_SET TASK:_ Filter out everything except lines holding "name".

_Rows from a dataset:_
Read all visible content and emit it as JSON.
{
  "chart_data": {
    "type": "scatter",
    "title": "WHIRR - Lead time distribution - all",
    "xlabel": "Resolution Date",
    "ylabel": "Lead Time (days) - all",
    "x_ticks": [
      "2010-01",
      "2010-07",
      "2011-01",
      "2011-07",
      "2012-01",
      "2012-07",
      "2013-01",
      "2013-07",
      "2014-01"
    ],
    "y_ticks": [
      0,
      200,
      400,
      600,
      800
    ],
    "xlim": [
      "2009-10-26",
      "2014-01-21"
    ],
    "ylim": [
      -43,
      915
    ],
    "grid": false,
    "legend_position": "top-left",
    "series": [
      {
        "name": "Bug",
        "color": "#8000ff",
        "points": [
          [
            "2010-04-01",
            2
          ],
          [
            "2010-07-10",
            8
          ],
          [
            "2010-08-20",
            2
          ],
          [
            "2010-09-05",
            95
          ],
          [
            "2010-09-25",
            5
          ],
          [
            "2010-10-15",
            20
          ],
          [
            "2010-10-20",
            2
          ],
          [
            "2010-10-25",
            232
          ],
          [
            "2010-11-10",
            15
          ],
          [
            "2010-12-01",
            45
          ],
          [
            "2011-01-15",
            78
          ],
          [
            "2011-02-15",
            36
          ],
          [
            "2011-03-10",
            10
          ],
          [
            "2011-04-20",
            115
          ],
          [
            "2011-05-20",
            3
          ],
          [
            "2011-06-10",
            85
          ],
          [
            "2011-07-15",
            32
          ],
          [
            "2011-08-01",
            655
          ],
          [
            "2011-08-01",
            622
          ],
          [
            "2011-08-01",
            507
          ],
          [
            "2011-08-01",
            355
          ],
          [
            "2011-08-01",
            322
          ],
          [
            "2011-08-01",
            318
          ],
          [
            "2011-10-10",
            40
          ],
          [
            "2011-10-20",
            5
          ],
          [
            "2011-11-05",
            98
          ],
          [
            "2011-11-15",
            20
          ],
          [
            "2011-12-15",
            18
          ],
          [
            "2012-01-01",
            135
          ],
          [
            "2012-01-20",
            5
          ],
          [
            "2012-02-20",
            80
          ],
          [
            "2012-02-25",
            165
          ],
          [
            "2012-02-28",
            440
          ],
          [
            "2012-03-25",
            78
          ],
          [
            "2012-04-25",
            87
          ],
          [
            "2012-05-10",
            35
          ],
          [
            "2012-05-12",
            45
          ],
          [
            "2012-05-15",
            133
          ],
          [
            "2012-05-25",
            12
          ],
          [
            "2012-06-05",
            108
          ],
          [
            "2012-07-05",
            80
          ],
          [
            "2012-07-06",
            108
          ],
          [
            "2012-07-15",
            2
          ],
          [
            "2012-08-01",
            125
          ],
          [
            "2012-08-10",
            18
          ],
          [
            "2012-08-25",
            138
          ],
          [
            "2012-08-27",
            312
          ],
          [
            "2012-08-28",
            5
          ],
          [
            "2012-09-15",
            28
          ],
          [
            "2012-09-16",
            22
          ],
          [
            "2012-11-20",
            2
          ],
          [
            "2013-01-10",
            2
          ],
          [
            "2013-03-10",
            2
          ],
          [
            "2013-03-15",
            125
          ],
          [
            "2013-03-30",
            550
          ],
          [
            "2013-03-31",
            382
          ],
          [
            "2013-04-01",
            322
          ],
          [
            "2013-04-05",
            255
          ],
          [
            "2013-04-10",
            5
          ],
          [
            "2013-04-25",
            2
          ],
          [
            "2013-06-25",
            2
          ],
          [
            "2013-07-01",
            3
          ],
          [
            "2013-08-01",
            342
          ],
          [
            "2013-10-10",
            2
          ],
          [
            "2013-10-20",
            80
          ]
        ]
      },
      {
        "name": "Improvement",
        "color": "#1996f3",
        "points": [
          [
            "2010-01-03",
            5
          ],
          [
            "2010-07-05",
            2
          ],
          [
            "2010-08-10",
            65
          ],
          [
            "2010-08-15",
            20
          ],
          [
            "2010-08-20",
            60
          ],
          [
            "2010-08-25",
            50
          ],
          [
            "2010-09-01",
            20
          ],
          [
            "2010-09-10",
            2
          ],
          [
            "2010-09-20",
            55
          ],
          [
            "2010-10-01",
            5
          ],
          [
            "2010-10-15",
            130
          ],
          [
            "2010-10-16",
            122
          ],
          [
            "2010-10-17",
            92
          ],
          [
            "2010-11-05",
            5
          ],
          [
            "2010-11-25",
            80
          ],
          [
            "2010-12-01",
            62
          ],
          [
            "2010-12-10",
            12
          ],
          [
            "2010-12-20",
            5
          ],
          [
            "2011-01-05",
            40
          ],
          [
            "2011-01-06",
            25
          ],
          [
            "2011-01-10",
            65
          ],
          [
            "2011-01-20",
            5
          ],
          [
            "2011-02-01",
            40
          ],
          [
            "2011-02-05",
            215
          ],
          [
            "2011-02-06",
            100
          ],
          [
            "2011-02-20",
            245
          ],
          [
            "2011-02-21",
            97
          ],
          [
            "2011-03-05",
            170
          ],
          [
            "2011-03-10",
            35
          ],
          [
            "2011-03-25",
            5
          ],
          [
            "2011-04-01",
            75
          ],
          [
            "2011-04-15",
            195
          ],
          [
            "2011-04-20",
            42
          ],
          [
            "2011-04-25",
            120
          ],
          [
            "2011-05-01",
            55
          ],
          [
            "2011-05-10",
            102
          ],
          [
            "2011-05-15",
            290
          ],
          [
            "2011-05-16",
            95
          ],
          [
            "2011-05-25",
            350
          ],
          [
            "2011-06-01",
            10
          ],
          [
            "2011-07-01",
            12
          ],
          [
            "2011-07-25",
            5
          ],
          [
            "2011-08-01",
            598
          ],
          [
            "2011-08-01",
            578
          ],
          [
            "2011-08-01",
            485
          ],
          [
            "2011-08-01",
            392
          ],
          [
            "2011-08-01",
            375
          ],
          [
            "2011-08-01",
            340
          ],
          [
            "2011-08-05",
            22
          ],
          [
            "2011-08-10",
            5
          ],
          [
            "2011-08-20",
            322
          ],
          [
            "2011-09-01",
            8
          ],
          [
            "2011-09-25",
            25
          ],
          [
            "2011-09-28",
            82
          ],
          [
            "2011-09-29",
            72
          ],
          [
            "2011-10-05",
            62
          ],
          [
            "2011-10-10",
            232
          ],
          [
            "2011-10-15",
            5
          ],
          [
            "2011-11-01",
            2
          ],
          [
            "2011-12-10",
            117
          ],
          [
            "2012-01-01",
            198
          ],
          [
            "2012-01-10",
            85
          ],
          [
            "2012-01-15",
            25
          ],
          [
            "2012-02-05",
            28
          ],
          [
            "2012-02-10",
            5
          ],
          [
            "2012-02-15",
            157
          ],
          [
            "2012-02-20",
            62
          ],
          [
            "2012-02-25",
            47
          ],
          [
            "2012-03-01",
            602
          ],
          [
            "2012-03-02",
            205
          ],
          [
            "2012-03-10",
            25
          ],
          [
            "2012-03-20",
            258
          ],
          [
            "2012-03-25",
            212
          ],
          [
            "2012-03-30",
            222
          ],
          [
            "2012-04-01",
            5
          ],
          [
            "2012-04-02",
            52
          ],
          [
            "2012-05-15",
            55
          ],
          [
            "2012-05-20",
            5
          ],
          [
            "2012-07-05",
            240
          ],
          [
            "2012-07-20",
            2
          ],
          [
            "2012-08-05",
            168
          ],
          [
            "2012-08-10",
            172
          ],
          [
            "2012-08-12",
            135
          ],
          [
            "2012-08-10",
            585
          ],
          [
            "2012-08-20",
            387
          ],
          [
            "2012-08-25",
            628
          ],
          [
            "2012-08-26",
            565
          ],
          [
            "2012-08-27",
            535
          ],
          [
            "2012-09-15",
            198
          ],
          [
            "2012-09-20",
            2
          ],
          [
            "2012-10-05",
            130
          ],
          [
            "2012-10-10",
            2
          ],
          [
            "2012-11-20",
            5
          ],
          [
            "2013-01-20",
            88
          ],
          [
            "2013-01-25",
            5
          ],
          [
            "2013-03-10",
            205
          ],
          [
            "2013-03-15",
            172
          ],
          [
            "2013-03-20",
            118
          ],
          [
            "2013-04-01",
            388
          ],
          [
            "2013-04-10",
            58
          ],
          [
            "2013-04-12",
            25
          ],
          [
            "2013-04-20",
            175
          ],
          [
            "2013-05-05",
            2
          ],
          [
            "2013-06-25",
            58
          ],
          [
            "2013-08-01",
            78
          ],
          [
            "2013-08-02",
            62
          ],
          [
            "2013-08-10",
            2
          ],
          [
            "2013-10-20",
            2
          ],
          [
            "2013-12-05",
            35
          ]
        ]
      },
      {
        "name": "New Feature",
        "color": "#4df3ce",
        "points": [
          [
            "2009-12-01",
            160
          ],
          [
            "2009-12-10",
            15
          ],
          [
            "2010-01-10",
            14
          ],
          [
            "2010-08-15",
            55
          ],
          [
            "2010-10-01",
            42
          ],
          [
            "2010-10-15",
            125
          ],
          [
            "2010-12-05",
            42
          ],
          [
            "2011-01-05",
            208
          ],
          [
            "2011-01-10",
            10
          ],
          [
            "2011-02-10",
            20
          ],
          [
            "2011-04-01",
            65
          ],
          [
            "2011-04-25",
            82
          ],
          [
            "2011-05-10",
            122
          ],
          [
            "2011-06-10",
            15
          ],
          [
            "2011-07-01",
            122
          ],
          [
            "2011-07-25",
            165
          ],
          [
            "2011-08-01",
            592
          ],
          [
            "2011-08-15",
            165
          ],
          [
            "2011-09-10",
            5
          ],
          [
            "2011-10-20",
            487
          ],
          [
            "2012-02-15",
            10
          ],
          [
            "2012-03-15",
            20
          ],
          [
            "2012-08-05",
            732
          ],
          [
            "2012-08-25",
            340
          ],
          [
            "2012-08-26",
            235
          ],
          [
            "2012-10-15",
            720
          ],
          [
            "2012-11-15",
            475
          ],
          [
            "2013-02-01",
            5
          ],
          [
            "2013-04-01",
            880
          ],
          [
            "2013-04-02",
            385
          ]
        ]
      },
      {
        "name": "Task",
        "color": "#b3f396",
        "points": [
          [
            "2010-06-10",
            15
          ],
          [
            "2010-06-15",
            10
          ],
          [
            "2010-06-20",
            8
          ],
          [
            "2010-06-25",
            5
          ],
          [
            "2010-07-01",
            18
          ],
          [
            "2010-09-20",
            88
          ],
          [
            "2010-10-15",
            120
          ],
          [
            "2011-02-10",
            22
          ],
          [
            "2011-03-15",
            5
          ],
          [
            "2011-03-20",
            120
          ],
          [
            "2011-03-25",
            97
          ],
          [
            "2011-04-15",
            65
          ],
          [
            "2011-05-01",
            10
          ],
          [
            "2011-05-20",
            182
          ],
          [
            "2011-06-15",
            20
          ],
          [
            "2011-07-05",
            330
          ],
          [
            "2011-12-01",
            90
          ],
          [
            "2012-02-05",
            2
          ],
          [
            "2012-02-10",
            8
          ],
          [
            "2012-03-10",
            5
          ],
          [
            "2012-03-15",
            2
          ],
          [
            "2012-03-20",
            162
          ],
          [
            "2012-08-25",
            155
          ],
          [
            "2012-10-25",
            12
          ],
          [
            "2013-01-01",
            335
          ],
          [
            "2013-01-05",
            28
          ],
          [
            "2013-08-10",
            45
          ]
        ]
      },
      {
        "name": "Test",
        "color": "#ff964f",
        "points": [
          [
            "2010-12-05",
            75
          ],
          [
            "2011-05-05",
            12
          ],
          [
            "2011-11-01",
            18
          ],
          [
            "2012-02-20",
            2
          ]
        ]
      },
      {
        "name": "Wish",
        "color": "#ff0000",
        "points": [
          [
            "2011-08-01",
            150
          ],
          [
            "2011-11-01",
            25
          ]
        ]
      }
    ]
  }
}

_COMPLETE ANSWER:_
        "name": "Bug",
        "name": "Improvement",
        "name": "New Feature",
        "name": "Task",
        "name": "Test",
        "name": "Wish",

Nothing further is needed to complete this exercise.